- [Stated goal]: Where a line in the listing below contains the word "takiego", copy that line.

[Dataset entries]
- - -

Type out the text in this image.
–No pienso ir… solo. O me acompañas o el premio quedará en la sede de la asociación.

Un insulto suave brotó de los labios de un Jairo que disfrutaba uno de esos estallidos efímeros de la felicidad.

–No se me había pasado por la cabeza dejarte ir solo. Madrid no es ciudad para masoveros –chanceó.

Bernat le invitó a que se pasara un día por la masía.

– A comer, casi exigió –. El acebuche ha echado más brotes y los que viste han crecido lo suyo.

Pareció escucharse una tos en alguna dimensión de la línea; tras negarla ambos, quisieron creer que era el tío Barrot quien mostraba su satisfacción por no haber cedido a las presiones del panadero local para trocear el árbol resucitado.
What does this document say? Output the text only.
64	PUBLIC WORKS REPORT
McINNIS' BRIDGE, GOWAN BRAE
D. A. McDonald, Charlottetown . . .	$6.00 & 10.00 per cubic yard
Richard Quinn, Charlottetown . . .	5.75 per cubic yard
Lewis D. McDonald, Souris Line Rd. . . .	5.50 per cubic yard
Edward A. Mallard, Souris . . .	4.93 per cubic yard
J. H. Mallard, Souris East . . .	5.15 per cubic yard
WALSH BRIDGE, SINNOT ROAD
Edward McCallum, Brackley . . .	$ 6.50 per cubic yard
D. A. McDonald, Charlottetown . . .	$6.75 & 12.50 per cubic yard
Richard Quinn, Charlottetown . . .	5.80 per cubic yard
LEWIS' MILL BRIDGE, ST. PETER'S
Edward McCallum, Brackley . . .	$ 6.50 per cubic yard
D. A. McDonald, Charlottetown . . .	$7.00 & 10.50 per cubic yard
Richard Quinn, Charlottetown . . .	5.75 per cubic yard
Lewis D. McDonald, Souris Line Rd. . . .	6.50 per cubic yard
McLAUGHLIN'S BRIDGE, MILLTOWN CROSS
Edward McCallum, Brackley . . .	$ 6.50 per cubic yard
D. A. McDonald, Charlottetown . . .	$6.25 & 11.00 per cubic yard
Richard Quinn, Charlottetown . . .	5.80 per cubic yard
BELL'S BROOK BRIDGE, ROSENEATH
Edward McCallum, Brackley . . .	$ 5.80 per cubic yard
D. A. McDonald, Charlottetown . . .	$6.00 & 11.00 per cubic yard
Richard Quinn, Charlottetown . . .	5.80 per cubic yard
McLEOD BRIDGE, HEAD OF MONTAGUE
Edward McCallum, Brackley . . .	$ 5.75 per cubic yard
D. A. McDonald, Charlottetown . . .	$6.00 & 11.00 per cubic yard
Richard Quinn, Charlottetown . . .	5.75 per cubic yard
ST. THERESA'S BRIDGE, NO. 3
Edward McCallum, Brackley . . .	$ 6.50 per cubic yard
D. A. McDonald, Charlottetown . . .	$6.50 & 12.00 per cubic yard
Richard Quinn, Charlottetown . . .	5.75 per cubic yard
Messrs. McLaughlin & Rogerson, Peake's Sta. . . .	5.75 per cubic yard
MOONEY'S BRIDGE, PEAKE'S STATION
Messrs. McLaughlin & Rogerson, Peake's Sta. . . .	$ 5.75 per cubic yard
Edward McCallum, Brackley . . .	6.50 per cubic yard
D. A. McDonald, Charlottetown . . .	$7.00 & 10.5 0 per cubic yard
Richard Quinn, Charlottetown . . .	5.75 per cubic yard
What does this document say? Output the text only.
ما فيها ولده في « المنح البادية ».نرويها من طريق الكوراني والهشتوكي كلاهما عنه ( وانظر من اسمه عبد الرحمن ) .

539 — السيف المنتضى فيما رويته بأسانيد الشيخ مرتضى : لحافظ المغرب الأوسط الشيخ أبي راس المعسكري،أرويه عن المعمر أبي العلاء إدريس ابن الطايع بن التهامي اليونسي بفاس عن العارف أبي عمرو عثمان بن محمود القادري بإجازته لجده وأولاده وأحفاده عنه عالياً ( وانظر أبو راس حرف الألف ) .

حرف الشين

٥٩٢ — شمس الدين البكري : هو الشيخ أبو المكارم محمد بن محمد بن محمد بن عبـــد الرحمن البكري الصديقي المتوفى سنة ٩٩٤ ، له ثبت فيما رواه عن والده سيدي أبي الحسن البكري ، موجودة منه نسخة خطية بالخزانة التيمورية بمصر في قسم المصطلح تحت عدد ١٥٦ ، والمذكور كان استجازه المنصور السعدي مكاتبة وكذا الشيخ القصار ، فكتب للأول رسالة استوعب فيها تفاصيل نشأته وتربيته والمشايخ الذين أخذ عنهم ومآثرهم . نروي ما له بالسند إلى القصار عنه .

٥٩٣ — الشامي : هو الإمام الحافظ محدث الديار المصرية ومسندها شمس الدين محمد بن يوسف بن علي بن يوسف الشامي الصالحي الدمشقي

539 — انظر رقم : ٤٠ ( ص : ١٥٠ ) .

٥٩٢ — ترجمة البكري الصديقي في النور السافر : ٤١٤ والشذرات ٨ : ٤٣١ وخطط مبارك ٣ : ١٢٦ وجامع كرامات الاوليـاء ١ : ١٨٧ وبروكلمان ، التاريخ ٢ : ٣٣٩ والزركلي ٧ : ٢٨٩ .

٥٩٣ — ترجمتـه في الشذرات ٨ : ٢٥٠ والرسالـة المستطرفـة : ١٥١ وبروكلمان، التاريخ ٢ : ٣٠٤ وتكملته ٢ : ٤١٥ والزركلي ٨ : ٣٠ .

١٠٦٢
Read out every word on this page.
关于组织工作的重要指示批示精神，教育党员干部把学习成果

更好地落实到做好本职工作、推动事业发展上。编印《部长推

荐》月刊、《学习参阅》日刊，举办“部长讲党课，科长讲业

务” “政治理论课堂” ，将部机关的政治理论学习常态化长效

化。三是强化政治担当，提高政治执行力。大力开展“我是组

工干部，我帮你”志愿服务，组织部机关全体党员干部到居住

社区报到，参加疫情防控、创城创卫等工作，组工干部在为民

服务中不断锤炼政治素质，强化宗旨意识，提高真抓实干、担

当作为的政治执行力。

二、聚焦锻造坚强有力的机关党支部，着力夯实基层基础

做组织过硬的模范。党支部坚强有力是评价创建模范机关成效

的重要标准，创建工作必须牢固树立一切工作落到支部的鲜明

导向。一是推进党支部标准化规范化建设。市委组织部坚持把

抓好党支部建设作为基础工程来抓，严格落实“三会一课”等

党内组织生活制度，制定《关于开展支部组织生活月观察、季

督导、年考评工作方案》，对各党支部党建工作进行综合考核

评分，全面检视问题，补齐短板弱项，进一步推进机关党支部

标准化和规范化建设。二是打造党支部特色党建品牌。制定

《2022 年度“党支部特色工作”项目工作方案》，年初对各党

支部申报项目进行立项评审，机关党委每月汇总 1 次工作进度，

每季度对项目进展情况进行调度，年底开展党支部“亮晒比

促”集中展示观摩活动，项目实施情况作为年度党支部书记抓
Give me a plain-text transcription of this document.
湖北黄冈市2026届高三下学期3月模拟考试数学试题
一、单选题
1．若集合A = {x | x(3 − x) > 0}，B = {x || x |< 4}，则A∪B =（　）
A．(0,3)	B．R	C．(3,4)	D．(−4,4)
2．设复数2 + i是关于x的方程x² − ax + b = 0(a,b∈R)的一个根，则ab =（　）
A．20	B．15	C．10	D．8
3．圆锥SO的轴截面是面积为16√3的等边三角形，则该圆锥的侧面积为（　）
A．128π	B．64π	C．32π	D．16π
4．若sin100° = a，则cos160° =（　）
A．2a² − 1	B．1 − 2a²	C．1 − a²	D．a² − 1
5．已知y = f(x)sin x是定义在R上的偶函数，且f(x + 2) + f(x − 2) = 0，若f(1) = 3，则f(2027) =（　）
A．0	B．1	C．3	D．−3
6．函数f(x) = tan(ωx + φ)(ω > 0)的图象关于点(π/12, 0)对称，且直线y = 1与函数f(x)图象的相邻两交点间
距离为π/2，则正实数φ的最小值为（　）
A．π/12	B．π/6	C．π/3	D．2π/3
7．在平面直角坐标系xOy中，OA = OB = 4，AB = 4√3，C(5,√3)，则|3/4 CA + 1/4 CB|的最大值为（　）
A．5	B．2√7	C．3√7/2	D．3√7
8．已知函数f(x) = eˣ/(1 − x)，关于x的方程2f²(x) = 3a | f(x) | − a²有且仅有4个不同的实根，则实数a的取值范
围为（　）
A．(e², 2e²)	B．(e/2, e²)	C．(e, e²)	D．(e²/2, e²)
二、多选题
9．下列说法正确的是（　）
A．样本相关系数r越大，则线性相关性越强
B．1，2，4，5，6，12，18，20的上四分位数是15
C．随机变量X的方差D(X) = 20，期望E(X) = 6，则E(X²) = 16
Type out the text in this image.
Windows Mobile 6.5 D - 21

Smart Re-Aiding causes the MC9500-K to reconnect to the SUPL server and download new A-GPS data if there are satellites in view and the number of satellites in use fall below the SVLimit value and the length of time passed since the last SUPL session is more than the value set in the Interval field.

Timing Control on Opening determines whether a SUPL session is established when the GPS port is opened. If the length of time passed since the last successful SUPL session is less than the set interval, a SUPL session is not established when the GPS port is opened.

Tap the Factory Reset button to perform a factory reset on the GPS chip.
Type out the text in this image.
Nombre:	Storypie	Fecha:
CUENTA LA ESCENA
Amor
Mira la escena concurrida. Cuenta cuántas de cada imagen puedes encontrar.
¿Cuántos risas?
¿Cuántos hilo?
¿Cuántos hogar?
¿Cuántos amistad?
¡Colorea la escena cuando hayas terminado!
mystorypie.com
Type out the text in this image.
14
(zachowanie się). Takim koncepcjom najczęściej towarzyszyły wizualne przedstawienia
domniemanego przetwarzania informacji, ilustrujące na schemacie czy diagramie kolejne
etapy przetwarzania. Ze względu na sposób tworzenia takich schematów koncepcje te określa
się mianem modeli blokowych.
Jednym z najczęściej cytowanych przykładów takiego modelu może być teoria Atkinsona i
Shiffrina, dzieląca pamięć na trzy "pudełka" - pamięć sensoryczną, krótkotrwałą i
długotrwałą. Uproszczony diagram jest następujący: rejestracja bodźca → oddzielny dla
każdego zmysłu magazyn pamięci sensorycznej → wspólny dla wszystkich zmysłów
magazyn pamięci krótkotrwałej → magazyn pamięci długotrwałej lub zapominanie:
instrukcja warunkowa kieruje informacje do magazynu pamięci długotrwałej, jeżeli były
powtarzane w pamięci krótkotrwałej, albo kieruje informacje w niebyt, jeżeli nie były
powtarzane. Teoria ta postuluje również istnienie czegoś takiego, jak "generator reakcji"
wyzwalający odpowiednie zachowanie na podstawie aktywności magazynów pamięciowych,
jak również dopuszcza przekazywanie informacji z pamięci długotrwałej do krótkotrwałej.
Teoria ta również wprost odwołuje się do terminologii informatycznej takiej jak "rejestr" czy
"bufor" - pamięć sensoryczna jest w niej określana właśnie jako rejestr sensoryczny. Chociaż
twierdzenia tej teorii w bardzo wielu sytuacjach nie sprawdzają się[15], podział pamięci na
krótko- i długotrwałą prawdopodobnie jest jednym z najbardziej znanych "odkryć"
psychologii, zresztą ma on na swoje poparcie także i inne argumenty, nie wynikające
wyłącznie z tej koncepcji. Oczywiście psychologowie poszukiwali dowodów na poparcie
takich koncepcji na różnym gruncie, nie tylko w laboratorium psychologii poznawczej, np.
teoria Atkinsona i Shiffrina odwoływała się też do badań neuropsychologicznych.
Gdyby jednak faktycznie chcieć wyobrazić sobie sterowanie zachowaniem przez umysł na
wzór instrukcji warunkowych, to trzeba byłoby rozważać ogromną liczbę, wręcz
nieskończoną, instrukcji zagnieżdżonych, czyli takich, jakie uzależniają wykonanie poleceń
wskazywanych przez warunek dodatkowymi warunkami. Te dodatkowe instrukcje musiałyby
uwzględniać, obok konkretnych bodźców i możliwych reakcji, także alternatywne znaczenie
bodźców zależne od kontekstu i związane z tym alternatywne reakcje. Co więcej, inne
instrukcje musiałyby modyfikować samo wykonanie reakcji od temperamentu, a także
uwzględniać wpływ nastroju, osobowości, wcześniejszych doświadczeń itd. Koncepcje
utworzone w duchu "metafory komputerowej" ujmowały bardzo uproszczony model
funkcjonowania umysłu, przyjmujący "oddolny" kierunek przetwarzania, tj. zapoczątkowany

- - -

- [Exercise solution]:
Jednym z najczęściej cytowanych przykładów takiego modelu może być teoria Atkinsona i
powtarzane. Teoria ta postuluje również istnienie czegoś takiego, jak "generator reakcji"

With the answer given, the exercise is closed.